**Work to be completed**.
Reproduce each record exactly.

**Data to process**.
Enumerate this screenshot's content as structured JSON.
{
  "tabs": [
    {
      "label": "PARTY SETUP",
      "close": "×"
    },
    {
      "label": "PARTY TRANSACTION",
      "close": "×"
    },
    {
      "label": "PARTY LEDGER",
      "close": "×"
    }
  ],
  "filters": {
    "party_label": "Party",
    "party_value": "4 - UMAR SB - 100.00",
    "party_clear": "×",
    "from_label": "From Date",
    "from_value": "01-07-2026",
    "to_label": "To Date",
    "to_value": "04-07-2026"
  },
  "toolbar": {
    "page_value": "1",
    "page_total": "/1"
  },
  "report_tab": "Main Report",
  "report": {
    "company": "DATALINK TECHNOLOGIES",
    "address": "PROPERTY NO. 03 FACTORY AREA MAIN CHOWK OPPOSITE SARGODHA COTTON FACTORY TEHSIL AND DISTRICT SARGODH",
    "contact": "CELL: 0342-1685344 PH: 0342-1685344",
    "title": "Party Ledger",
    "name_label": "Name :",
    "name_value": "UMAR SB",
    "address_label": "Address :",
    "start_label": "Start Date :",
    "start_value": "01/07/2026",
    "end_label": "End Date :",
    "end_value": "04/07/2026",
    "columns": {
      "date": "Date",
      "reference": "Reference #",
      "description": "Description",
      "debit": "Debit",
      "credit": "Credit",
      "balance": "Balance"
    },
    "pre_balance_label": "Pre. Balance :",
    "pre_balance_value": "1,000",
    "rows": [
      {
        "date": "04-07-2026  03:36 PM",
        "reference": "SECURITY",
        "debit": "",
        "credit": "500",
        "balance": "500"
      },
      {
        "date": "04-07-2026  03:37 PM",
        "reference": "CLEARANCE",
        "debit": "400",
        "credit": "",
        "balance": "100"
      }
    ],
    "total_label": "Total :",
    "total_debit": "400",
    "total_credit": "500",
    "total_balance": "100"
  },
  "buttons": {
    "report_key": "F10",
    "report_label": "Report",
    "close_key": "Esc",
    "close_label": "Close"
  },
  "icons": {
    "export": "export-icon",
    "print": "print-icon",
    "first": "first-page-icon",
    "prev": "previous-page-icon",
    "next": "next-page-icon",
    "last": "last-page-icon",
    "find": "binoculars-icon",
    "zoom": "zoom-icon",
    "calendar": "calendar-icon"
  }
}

**Task answer**.
Enumerate this screenshot's content as structured JSON.
{
  "tabs": [
    {
      "label": "PARTY SETUP",
      "close": "×"
    },
    {
      "label": "PARTY TRANSACTION",
      "close": "×"
    },
    {
      "label": "PARTY LEDGER",
      "close": "×"
    }
  ],
  "filters": {
    "party_label": "Party",
    "party_value": "4 - UMAR SB - 100.00",
    "party_clear": "×",
    "from_label": "From Date",
    "from_value": "01-07-2026",
    "to_label": "To Date",
    "to_value": "04-07-2026"
  },
  "toolbar": {
    "page_value": "1",
    "page_total": "/1"
  },
  "report_tab": "Main Report",
  "report": {
    "company": "DATALINK TECHNOLOGIES",
    "address": "PROPERTY NO. 03 FACTORY AREA MAIN CHOWK OPPOSITE SARGODHA COTTON FACTORY TEHSIL AND DISTRICT SARGODH",
    "contact": "CELL: 0342-1685344 PH: 0342-1685344",
    "title": "Party Ledger",
    "name_label": "Name :",
    "name_value": "UMAR SB",
    "address_label": "Address :",
    "start_label": "Start Date :",
    "start_value": "01/07/2026",
    "end_label": "End Date :",
    "end_value": "04/07/2026",
    "columns": {
      "date": "Date",
      "reference": "Reference #",
      "description": "Description",
      "debit": "Debit",
      "credit": "Credit",
      "balance": "Balance"
    },
    "pre_balance_label": "Pre. Balance :",
    "pre_balance_value": "1,000",
    "rows": [
      {
        "date": "04-07-2026  03:36 PM",
        "reference": "SECURITY",
        "debit": "",
        "credit": "500",
        "balance": "500"
      },
      {
        "date": "04-07-2026  03:37 PM",
        "reference": "CLEARANCE",
        "debit": "400",
        "credit": "",
        "balance": "100"
      }
    ],
    "total_label": "Total :",
    "total_debit": "400",
    "total_credit": "500",
    "total_balance": "100"
  },
  "buttons": {
    "report_key": "F10",
    "report_label": "Report",
    "close_key": "Esc",
    "close_label": "Close"
  },
  "icons": {
    "export": "export-icon",
    "print": "print-icon",
    "first": "first-page-icon",
    "prev": "previous-page-icon",
    "next": "next-page-icon",
    "last": "last-page-icon",
    "find": "binoculars-icon",
    "zoom": "zoom-icon",
    "calendar": "calendar-icon"
  }
}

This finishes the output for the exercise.